- Actions to take
A: Set down the part of the Symbol.defined? thread starting with "student · February 6, 2013, 3:11am" and going on through "is string.to_sym problematic?", copying it word for word.
B: Write the next part of the forum thread on Symbol.defined?, picking up after its last line and keeping it distinct from the items.

Symbol.defined?

student · February 6, 2013, 2:27am

Symbol deserialization from external sources is now known to be
problematic. Is it also quite useful.

Here’s what I want, kinda:

class Symbol
def self.defined?(string)
all_symbols.any?{|sym| sym.to_s == string}
end
end

Unfortunately, this is REALLY going to be slow. How about native?

student · February 6, 2013, 3:11am

On 6 February 2013 11:28, Student Jr [email protected] wrote:

Unfortunately, this is REALLY going to be slow. How about native?

I might be missing something, but how is string.to_sym problematic?

–
Matthew K., B.Sc (CompSci) (Hons)
http://matthew.kerwin.net.au/
ABN: 59-013-727-651

“You’ll never find a programming language that frees
you from the burden of clarifying your ideas.” - xkcd

student · February 6, 2013, 3:43am

When a symbol is defined, the memory used to store the symbol is
permanently lost. If one is parsing external input, this makes one’s
application vulnerable to DOS.

Secondarily, if while parsing external input, one refuses to make new
symbols blindly, then the symbol list is something over which one has
direct control, and it can be trusted in some situations to speed
processing.

student · February 6, 2013, 5:27am

I see that some of the core team appear to hang out here, so I thought I
would bring it up here.

Certainly, if I were to optimize things, I would assume that the list of
symbols is append only. Then I would put strings of the symbols in a
set and add in the new ones as found for each call. After the first
call, this would likely be pretty cheap, but there must be similar
functionality already in place at the ‘C’ level, so this is really a
request to exposed that as part of the class. (And avoid doubling the
amount of memory used by symbols!)

student · February 6, 2013, 11:10am

While on the topic, I have a related question about this Symbol DOS
attack
vector: Can’t an upper limit be put on the size of the symbols table,
and
if it is exceeded, then an error is raised? Wouldn’t that alone be
sufficient to neuter such an attack?

student · February 6, 2013, 10:20pm

On 6 February 2013 20:10, Intransition [email protected] wrote:

While on the topic, I have a related question about this Symbol DOS attack
vector: Can’t an upper limit be put on the size of the symbols table, and
if it is exceeded, then an error is raised? Wouldn’t that alone be
sufficient to neuter such an attack?

Or, rather than error, just flush a bunch. If they’re needed, they’ll
come
back. If not, no loss. I’m sure symbol creation isn’t that expensive.

–
Matthew K., B.Sc (CompSci) (Hons)
http://matthew.kerwin.net.au/
ABN: 59-013-727-651

“You’ll never find a programming language that frees
you from the burden of clarifying your ideas.” - xkcd

student · February 6, 2013, 5:06am

On 6 February 2013 12:43, Student Jr [email protected] wrote:

When a symbol is defined, the memory used to store the symbol is
permanently lost. If one is parsing external input, this makes one’s
application vulnerable to DOS.

Secondarily, if while parsing external input, one refuses to make new
symbols blindly, then the symbol list is something over which one has
direct control, and it can be trusted in some situations to speed
processing.

- Provided data
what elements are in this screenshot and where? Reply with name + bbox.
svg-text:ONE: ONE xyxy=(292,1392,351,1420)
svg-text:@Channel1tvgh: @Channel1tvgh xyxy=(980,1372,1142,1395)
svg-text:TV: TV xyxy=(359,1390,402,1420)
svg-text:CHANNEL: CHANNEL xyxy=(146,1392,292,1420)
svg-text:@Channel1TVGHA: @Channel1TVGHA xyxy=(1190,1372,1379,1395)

- Exercise responses
A:
student · February 6, 2013, 3:11am

On 6 February 2013 11:28, Student Jr [email protected] wrote:

Unfortunately, this is REALLY going to be slow. How about native?

I might be missing something, but how is string.to_sym problematic?

B:
I see.

If there’s a logical distinction between externally- and
internally-defined
symbols, you could override the entrypoint (your deserialiser or
whatever)
to build a hash of String=>Symbol pairs. That way instead of using
Symbol.all_symbols.any?{|sym| sym.to_s == string} you could use
my_hash.has_key? string. Not sure how you’d ever populate said hash,
though. Trusted entrypoints or something.

However if you want to reuse existing symbols you’d have to have a way
to
prepopulate and continuously update the hash. I can think of a bunch of
klugey ways to get it to work, but I’m not proud of any of them.

I imagine it should be relatively easy* to define a new native singleton
method defined? on Symbol… There’s obviously a legitimate use-case;
I
think it would be worth making a feature request for this.

I’m not a core contributor.
–
Matthew K., B.Sc (CompSci) (Hons)
http://matthew.kerwin.net.au/
ABN: 59-013-727-651

“You’ll never find a programming language that frees
you from the burden of clarifying your ideas.” - xkcd

student · February 7, 2013, 4:47am

Given some of the other discussions I’ve seen, it seems likely that the
problem with that would be symbol references.

student · February 7, 2013, 8:25pm

On Wed, Feb 6, 2013 at 3:43 AM, Student Jr [email protected] wrote:

When a symbol is defined, the memory used to store the symbol is
permanently lost. If one is parsing external input, this makes one’s
application vulnerable to DOS.

Secondarily, if while parsing external input, one refuses to make new
symbols blindly, then the symbol list is something over which one has
direct control, and it can be trusted in some situations to speed
processing.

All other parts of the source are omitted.